• _TASK TO CARRY OUT_:
Leave out the pictures and reproduce all of the data exactly.

[Data records]
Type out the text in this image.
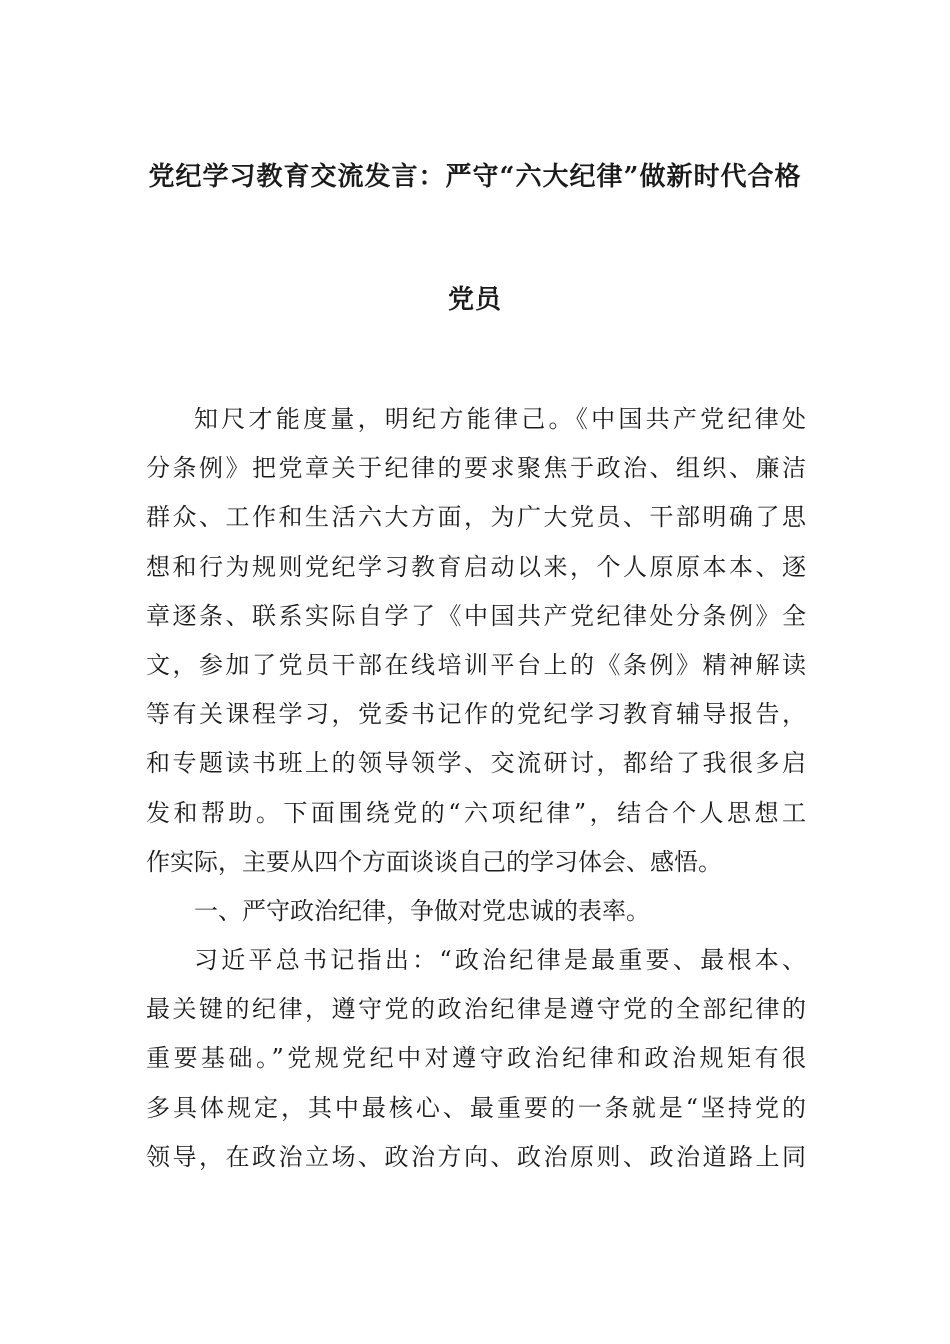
党纪学习教育交流发言：严守“六大纪律”做新时代合格
党员
知尺才能度量，明纪方能律己。《中国共产党纪律处
分条例》把党章关于纪律的要求聚焦于政治、组织、廉洁
群众、工作和生活六大方面，为广大党员、干部明确了思
想和行为规则党纪学习教育启动以来，个人原原本本、逐
章逐条、联系实际自学了《中国共产党纪律处分条例》全
文，参加了党员干部在线培训平台上的《条例》精神解读
等有关课程学习，党委书记作的党纪学习教育辅导报告，
和专题读书班上的领导领学、交流研讨，都给了我很多启
发和帮助。下面围绕党的“六项纪律”，结合个人思想工
作实际，主要从四个方面谈谈自己的学习体会、感悟。
一、严守政治纪律，争做对党忠诚的表率。
习近平总书记指出：“政治纪律是最重要、最根本、
最关键的纪律，遵守党的政治纪律是遵守党的全部纪律的
重要基础。”党规党纪中对遵守政治纪律和政治规矩有很
多具体规定，其中最核心、最重要的一条就是“坚持党的
领导，在政治立场、政治方向、政治原则、政治道路上同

• _ANSWER TO THE EXERCISE_:
Type out the text in this image.
党纪学习教育交流发言：严守“六大纪律”做新时代合格
党员
知尺才能度量，明纪方能律己。《中国共产党纪律处
分条例》把党章关于纪律的要求聚焦于政治、组织、廉洁
群众、工作和生活六大方面，为广大党员、干部明确了思
想和行为规则党纪学习教育启动以来，个人原原本本、逐
章逐条、联系实际自学了《中国共产党纪律处分条例》全
文，参加了党员干部在线培训平台上的《条例》精神解读
等有关课程学习，党委书记作的党纪学习教育辅导报告，
和专题读书班上的领导领学、交流研讨，都给了我很多启
发和帮助。下面围绕党的“六项纪律”，结合个人思想工
作实际，主要从四个方面谈谈自己的学习体会、感悟。
一、严守政治纪律，争做对党忠诚的表率。
习近平总书记指出：“政治纪律是最重要、最根本、
最关键的纪律，遵守党的政治纪律是遵守党的全部纪律的
重要基础。”党规党纪中对遵守政治纪律和政治规矩有很
多具体规定，其中最核心、最重要的一条就是“坚持党的
领导，在政治立场、政治方向、政治原则、政治道路上同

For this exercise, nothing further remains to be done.